** start Data to process **

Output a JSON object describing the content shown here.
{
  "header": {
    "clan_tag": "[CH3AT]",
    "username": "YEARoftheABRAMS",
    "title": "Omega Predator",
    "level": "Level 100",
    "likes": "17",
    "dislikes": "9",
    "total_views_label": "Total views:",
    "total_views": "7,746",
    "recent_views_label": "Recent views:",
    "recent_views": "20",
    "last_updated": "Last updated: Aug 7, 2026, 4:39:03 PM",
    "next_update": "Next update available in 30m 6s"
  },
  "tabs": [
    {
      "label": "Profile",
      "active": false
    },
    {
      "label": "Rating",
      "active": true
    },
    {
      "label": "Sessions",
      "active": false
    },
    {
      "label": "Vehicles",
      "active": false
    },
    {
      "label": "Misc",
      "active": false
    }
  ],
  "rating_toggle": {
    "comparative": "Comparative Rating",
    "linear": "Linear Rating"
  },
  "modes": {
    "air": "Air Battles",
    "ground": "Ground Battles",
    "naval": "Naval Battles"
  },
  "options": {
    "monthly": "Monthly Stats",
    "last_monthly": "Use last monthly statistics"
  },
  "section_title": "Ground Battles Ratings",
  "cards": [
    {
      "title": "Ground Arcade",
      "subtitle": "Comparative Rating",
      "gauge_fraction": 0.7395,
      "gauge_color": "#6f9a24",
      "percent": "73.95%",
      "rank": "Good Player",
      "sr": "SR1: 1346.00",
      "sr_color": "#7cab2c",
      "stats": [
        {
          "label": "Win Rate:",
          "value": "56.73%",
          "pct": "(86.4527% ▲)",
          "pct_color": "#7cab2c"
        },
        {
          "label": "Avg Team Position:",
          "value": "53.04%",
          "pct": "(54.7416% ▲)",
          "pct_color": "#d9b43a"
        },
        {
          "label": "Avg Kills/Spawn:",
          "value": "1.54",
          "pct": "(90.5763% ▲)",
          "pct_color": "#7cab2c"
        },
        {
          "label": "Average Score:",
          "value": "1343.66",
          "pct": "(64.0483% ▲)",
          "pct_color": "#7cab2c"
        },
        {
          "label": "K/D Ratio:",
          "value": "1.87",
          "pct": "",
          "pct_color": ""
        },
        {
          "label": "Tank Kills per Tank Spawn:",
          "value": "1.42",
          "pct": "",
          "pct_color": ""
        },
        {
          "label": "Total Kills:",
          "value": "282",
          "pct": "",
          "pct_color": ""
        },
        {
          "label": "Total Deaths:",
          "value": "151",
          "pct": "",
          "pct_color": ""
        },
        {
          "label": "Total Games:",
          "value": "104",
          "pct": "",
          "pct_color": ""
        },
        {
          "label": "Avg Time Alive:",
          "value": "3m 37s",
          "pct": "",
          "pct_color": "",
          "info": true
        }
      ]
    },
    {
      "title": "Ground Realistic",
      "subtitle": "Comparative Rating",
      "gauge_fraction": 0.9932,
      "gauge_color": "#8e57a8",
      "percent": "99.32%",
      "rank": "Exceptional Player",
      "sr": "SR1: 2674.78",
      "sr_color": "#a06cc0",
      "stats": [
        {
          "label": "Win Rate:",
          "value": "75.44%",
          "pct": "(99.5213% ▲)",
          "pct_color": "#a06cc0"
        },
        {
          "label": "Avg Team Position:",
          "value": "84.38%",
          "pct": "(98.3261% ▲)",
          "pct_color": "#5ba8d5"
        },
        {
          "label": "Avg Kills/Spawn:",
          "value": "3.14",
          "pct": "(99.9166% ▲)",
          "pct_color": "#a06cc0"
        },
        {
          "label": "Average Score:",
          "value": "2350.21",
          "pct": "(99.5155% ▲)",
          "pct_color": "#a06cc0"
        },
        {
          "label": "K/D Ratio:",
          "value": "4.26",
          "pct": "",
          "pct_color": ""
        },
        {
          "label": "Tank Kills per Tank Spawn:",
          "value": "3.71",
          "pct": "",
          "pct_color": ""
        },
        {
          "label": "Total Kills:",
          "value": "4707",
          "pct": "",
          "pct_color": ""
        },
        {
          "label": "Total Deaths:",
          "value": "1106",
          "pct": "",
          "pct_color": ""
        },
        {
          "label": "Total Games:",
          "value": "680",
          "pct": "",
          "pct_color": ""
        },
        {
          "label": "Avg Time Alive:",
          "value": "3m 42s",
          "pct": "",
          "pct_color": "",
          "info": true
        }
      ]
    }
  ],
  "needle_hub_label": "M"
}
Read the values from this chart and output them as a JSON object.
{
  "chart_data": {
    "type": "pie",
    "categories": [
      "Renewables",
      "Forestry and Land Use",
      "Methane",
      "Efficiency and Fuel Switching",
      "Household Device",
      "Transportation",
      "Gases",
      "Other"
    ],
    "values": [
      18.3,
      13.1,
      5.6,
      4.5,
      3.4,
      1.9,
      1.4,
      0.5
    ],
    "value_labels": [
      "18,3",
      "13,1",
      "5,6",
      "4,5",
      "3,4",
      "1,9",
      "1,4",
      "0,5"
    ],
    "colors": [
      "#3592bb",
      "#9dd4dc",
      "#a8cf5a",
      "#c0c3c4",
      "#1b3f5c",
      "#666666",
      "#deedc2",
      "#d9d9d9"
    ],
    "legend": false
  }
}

** end Data to process **

> **Exercise aim**
Reproduce the material in full, with no word added or dropped.

> **Solution**
Output a JSON object describing the content shown here.
{
  "header": {
    "clan_tag": "[CH3AT]",
    "username": "YEARoftheABRAMS",
    "title": "Omega Predator",
    "level": "Level 100",
    "likes": "17",
    "dislikes": "9",
    "total_views_label": "Total views:",
    "total_views": "7,746",
    "recent_views_label": "Recent views:",
    "recent_views": "20",
    "last_updated": "Last updated: Aug 7, 2026, 4:39:03 PM",
    "next_update": "Next update available in 30m 6s"
  },
  "tabs": [
    {
      "label": "Profile",
      "active": false
    },
    {
      "label": "Rating",
      "active": true
    },
    {
      "label": "Sessions",
      "active": false
    },
    {
      "label": "Vehicles",
      "active": false
    },
    {
      "label": "Misc",
      "active": false
    }
  ],
  "rating_toggle": {
    "comparative": "Comparative Rating",
    "linear": "Linear Rating"
  },
  "modes": {
    "air": "Air Battles",
    "ground": "Ground Battles",
    "naval": "Naval Battles"
  },
  "options": {
    "monthly": "Monthly Stats",
    "last_monthly": "Use last monthly statistics"
  },
  "section_title": "Ground Battles Ratings",
  "cards": [
    {
      "title": "Ground Arcade",
      "subtitle": "Comparative Rating",
      "gauge_fraction": 0.7395,
      "gauge_color": "#6f9a24",
      "percent": "73.95%",
      "rank": "Good Player",
      "sr": "SR1: 1346.00",
      "sr_color": "#7cab2c",
      "stats": [
        {
          "label": "Win Rate:",
          "value": "56.73%",
          "pct": "(86.4527% ▲)",
          "pct_color": "#7cab2c"
        },
        {
          "label": "Avg Team Position:",
          "value": "53.04%",
          "pct": "(54.7416% ▲)",
          "pct_color": "#d9b43a"
        },
        {
          "label": "Avg Kills/Spawn:",
          "value": "1.54",
          "pct": "(90.5763% ▲)",
          "pct_color": "#7cab2c"
        },
        {
          "label": "Average Score:",
          "value": "1343.66",
          "pct": "(64.0483% ▲)",
          "pct_color": "#7cab2c"
        },
        {
          "label": "K/D Ratio:",
          "value": "1.87",
          "pct": "",
          "pct_color": ""
        },
        {
          "label": "Tank Kills per Tank Spawn:",
          "value": "1.42",
          "pct": "",
          "pct_color": ""
        },
        {
          "label": "Total Kills:",
          "value": "282",
          "pct": "",
          "pct_color": ""
        },
        {
          "label": "Total Deaths:",
          "value": "151",
          "pct": "",
          "pct_color": ""
        },
        {
          "label": "Total Games:",
          "value": "104",
          "pct": "",
          "pct_color": ""
        },
        {
          "label": "Avg Time Alive:",
          "value": "3m 37s",
          "pct": "",
          "pct_color": "",
          "info": true
        }
      ]
    },
    {
      "title": "Ground Realistic",
      "subtitle": "Comparative Rating",
      "gauge_fraction": 0.9932,
      "gauge_color": "#8e57a8",
      "percent": "99.32%",
      "rank": "Exceptional Player",
      "sr": "SR1: 2674.78",
      "sr_color": "#a06cc0",
      "stats": [
        {
          "label": "Win Rate:",
          "value": "75.44%",
          "pct": "(99.5213% ▲)",
          "pct_color": "#a06cc0"
        },
        {
          "label": "Avg Team Position:",
          "value": "84.38%",
          "pct": "(98.3261% ▲)",
          "pct_color": "#5ba8d5"
        },
        {
          "label": "Avg Kills/Spawn:",
          "value": "3.14",
          "pct": "(99.9166% ▲)",
          "pct_color": "#a06cc0"
        },
        {
          "label": "Average Score:",
          "value": "2350.21",
          "pct": "(99.5155% ▲)",
          "pct_color": "#a06cc0"
        },
        {
          "label": "K/D Ratio:",
          "value": "4.26",
          "pct": "",
          "pct_color": ""
        },
        {
          "label": "Tank Kills per Tank Spawn:",
          "value": "3.71",
          "pct": "",
          "pct_color": ""
        },
        {
          "label": "Total Kills:",
          "value": "4707",
          "pct": "",
          "pct_color": ""
        },
        {
          "label": "Total Deaths:",
          "value": "1106",
          "pct": "",
          "pct_color": ""
        },
        {
          "label": "Total Games:",
          "value": "680",
          "pct": "",
          "pct_color": ""
        },
        {
          "label": "Avg Time Alive:",
          "value": "3m 42s",
          "pct": "",
          "pct_color": "",
          "info": true
        }
      ]
    }
  ],
  "needle_hub_label": "M"
}
Read the values from this chart and output them as a JSON object.
{
  "chart_data": {
    "type": "pie",
    "categories": [
      "Renewables",
      "Forestry and Land Use",
      "Methane",
      "Efficiency and Fuel Switching",
      "Household Device",
      "Transportation",
      "Gases",
      "Other"
    ],
    "values": [
      18.3,
      13.1,
      5.6,
      4.5,
      3.4,
      1.9,
      1.4,
      0.5
    ],
    "value_labels": [
      "18,3",
      "13,1",
      "5,6",
      "4,5",
      "3,4",
      "1,9",
      "1,4",
      "0,5"
    ],
    "colors": [
      "#3592bb",
      "#9dd4dc",
      "#a8cf5a",
      "#c0c3c4",
      "#1b3f5c",
      "#666666",
      "#deedc2",
      "#d9d9d9"
    ],
    "legend": false
  }
}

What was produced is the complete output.